Retype everything in the listing, leaving each line exactly as it is.

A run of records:
==============================

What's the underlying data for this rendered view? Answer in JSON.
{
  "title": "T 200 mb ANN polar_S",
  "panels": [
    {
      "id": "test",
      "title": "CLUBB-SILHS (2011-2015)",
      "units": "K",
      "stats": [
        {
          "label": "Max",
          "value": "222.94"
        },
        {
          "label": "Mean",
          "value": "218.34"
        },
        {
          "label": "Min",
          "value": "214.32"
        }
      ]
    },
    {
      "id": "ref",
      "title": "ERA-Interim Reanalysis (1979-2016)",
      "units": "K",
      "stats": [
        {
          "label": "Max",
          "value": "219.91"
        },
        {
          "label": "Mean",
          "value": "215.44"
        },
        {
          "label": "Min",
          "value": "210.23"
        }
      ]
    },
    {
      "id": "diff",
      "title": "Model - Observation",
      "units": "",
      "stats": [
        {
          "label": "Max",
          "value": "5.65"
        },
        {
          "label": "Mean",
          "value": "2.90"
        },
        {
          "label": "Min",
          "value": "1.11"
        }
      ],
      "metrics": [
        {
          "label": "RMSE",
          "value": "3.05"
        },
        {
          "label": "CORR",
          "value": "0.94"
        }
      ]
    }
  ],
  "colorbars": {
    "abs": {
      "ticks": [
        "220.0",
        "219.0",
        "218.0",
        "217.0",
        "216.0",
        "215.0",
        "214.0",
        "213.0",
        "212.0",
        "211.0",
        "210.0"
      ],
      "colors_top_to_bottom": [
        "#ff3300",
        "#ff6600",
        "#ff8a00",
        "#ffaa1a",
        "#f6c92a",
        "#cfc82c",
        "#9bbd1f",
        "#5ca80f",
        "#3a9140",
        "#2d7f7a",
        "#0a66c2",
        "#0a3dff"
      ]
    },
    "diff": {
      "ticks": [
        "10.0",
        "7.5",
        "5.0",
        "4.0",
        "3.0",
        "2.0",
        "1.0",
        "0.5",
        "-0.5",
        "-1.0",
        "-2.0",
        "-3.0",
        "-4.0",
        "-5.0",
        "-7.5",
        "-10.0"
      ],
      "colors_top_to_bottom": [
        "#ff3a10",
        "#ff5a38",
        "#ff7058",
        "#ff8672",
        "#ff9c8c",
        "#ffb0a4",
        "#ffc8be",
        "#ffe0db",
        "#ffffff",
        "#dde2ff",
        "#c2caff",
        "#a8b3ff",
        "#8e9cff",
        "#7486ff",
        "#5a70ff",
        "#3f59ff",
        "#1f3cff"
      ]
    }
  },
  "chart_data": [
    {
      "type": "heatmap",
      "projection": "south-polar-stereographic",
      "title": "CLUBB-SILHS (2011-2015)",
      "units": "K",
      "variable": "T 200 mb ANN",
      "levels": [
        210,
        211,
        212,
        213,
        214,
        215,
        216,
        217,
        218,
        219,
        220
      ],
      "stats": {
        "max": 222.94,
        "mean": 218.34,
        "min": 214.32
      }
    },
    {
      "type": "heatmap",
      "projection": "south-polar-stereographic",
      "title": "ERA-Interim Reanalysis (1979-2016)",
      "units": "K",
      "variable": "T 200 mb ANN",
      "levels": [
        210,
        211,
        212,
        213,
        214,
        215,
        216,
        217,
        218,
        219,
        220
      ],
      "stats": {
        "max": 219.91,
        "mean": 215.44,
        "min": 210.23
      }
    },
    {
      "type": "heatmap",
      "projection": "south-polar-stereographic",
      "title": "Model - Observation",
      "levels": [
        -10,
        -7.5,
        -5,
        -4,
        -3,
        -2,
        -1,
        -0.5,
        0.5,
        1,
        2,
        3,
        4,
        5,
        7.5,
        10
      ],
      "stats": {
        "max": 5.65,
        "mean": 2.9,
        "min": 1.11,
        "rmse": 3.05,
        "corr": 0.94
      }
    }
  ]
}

==============================

Task output:
What's the underlying data for this rendered view? Answer in JSON.
{
  "title": "T 200 mb ANN polar_S",
  "panels": [
    {
      "id": "test",
      "title": "CLUBB-SILHS (2011-2015)",
      "units": "K",
      "stats": [
        {
          "label": "Max",
          "value": "222.94"
        },
        {
          "label": "Mean",
          "value": "218.34"
        },
        {
          "label": "Min",
          "value": "214.32"
        }
      ]
    },
    {
      "id": "ref",
      "title": "ERA-Interim Reanalysis (1979-2016)",
      "units": "K",
      "stats": [
        {
          "label": "Max",
          "value": "219.91"
        },
        {
          "label": "Mean",
          "value": "215.44"
        },
        {
          "label": "Min",
          "value": "210.23"
        }
      ]
    },
    {
      "id": "diff",
      "title": "Model - Observation",
      "units": "",
      "stats": [
        {
          "label": "Max",
          "value": "5.65"
        },
        {
          "label": "Mean",
          "value": "2.90"
        },
        {
          "label": "Min",
          "value": "1.11"
        }
      ],
      "metrics": [
        {
          "label": "RMSE",
          "value": "3.05"
        },
        {
          "label": "CORR",
          "value": "0.94"
        }
      ]
    }
  ],
  "colorbars": {
    "abs": {
      "ticks": [
        "220.0",
        "219.0",
        "218.0",
        "217.0",
        "216.0",
        "215.0",
        "214.0",
        "213.0",
        "212.0",
        "211.0",
        "210.0"
      ],
      "colors_top_to_bottom": [
        "#ff3300",
        "#ff6600",
        "#ff8a00",
        "#ffaa1a",
        "#f6c92a",
        "#cfc82c",
        "#9bbd1f",
        "#5ca80f",
        "#3a9140",
        "#2d7f7a",
        "#0a66c2",
        "#0a3dff"
      ]
    },
    "diff": {
      "ticks": [
        "10.0",
        "7.5",
        "5.0",
        "4.0",
        "3.0",
        "2.0",
        "1.0",
        "0.5",
        "-0.5",
        "-1.0",
        "-2.0",
        "-3.0",
        "-4.0",
        "-5.0",
        "-7.5",
        "-10.0"
      ],
      "colors_top_to_bottom": [
        "#ff3a10",
        "#ff5a38",
        "#ff7058",
        "#ff8672",
        "#ff9c8c",
        "#ffb0a4",
        "#ffc8be",
        "#ffe0db",
        "#ffffff",
        "#dde2ff",
        "#c2caff",
        "#a8b3ff",
        "#8e9cff",
        "#7486ff",
        "#5a70ff",
        "#3f59ff",
        "#1f3cff"
      ]
    }
  },
  "chart_data": [
    {
      "type": "heatmap",
      "projection": "south-polar-stereographic",
      "title": "CLUBB-SILHS (2011-2015)",
      "units": "K",
      "variable": "T 200 mb ANN",
      "levels": [
        210,
        211,
        212,
        213,
        214,
        215,
        216,
        217,
        218,
        219,
        220
      ],
      "stats": {
        "max": 222.94,
        "mean": 218.34,
        "min": 214.32
      }
    },
    {
      "type": "heatmap",
      "projection": "south-polar-stereographic",
      "title": "ERA-Interim Reanalysis (1979-2016)",
      "units": "K",
      "variable": "T 200 mb ANN",
      "levels": [
        210,
        211,
        212,
        213,
        214,
        215,
        216,
        217,
        218,
        219,
        220
      ],
      "stats": {
        "max": 219.91,
        "mean": 215.44,
        "min": 210.23
      }
    },
    {
      "type": "heatmap",
      "projection": "south-polar-stereographic",
      "title": "Model - Observation",
      "levels": [
        -10,
        -7.5,
        -5,
        -4,
        -3,
        -2,
        -1,
        -0.5,
        0.5,
        1,
        2,
        3,
        4,
        5,
        7.5,
        10
      ],
      "stats": {
        "max": 5.65,
        "mean": 2.9,
        "min": 1.11,
        "rmse": 3.05,
        "corr": 0.94
      }
    }
  ]
}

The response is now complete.